-- start MATERIALS PROVIDED --

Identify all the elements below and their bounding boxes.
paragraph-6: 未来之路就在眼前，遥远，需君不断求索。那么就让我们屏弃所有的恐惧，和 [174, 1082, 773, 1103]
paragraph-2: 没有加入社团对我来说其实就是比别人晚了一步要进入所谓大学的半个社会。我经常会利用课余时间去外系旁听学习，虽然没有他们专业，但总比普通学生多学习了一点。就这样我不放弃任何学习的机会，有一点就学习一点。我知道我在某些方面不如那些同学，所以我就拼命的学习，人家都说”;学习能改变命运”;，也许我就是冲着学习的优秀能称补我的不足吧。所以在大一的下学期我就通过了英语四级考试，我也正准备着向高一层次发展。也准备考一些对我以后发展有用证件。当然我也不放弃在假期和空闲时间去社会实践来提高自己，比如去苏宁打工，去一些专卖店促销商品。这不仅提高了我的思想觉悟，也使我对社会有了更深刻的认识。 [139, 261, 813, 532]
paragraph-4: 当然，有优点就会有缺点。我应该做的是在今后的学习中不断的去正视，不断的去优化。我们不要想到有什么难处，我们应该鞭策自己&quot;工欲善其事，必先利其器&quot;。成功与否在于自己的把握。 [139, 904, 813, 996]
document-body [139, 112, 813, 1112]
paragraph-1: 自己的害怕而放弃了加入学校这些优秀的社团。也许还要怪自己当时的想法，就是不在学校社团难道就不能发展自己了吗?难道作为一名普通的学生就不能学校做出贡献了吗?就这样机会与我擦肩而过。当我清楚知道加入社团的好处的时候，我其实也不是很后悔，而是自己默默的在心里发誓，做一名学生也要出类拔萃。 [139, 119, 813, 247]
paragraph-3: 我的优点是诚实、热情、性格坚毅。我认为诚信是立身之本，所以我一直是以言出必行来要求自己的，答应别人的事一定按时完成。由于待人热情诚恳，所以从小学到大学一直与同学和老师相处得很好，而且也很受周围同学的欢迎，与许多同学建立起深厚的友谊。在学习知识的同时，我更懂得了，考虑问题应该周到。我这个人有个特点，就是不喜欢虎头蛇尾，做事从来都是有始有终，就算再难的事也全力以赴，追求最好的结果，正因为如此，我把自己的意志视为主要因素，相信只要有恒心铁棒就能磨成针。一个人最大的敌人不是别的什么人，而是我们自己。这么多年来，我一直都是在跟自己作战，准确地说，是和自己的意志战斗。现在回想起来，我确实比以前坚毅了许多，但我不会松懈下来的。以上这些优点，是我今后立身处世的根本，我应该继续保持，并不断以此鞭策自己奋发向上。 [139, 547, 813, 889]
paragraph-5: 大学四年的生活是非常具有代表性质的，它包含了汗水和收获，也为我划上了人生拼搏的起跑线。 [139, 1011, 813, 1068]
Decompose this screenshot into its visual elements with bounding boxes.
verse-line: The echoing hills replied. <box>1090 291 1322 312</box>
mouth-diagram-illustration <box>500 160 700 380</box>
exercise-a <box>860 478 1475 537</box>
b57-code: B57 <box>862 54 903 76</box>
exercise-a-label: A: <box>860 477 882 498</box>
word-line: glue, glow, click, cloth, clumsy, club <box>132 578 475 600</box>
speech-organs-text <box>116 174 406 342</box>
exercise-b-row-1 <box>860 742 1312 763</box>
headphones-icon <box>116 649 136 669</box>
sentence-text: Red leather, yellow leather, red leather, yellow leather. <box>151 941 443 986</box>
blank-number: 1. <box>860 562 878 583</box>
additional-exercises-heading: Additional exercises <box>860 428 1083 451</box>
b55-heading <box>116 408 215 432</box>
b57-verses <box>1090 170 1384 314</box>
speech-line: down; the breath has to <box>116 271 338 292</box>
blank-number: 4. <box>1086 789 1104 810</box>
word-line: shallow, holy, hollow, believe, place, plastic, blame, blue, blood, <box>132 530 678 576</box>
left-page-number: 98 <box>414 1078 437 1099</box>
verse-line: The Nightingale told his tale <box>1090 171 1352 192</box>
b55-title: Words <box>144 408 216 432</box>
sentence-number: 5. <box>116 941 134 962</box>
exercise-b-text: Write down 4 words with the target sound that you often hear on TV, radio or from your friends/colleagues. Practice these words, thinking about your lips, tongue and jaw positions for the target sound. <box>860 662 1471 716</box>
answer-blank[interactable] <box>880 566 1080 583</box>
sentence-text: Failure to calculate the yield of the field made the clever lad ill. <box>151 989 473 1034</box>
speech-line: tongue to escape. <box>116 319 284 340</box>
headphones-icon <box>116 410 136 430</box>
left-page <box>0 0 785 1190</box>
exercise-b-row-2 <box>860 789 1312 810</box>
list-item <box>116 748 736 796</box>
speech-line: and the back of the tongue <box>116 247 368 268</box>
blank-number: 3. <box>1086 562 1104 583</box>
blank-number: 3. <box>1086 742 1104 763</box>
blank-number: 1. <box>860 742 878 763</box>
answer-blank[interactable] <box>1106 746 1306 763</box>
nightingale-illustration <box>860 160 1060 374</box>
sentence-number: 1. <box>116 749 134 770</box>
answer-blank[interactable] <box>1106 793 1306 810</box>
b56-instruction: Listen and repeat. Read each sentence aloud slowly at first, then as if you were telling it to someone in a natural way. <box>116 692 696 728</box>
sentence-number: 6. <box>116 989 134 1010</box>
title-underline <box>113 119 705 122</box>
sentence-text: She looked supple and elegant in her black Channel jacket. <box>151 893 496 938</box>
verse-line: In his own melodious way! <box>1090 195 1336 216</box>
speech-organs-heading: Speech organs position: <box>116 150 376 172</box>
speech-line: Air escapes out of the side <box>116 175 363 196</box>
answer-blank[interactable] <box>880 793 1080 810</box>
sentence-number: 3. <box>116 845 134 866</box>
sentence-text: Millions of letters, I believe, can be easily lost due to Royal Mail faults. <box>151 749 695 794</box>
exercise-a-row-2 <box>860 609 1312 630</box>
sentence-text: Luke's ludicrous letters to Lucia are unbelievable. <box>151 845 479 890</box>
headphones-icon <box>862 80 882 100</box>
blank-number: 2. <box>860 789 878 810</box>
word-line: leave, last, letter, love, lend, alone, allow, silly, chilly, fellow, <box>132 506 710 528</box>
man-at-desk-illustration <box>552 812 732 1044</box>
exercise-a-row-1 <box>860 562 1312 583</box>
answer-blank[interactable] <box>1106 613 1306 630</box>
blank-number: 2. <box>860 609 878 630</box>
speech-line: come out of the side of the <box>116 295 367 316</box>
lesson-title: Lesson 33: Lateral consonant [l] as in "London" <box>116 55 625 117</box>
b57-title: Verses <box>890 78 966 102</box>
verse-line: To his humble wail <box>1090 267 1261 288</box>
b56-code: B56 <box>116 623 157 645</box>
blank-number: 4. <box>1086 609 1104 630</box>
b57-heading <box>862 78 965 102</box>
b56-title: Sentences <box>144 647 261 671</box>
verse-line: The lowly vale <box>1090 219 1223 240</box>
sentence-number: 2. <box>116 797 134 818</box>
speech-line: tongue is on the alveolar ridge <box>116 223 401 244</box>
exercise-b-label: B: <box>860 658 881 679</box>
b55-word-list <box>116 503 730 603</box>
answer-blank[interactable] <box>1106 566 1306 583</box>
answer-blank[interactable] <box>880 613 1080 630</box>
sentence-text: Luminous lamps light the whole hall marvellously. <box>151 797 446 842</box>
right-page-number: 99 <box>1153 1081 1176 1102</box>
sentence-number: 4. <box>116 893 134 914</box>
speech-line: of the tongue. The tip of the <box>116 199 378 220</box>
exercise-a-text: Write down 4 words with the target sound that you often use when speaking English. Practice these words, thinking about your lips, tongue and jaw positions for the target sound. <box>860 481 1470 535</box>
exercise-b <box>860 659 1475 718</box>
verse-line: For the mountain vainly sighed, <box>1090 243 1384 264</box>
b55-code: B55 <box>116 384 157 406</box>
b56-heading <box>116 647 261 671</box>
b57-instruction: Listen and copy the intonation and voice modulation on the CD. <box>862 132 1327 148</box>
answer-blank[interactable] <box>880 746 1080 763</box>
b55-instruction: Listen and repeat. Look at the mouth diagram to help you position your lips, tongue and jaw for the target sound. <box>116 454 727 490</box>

-- end MATERIALS PROVIDED --

◆ TO BE DONE: Reproduce the entries word for word, from the very beginning down through the line that contains "document-body [139, 112, 813, 1112]".

◆ SOLVED PROBLEM:
Identify all the elements below and their bounding boxes.
paragraph-6: 未来之路就在眼前，遥远，需君不断求索。那么就让我们屏弃所有的恐惧，和 [174, 1082, 773, 1103]
paragraph-2: 没有加入社团对我来说其实就是比别人晚了一步要进入所谓大学的半个社会。我经常会利用课余时间去外系旁听学习，虽然没有他们专业，但总比普通学生多学习了一点。就这样我不放弃任何学习的机会，有一点就学习一点。我知道我在某些方面不如那些同学，所以我就拼命的学习，人家都说”;学习能改变命运”;，也许我就是冲着学习的优秀能称补我的不足吧。所以在大一的下学期我就通过了英语四级考试，我也正准备着向高一层次发展。也准备考一些对我以后发展有用证件。当然我也不放弃在假期和空闲时间去社会实践来提高自己，比如去苏宁打工，去一些专卖店促销商品。这不仅提高了我的思想觉悟，也使我对社会有了更深刻的认识。 [139, 261, 813, 532]
paragraph-4: 当然，有优点就会有缺点。我应该做的是在今后的学习中不断的去正视，不断的去优化。我们不要想到有什么难处，我们应该鞭策自己&quot;工欲善其事，必先利其器&quot;。成功与否在于自己的把握。 [139, 904, 813, 996]
document-body [139, 112, 813, 1112]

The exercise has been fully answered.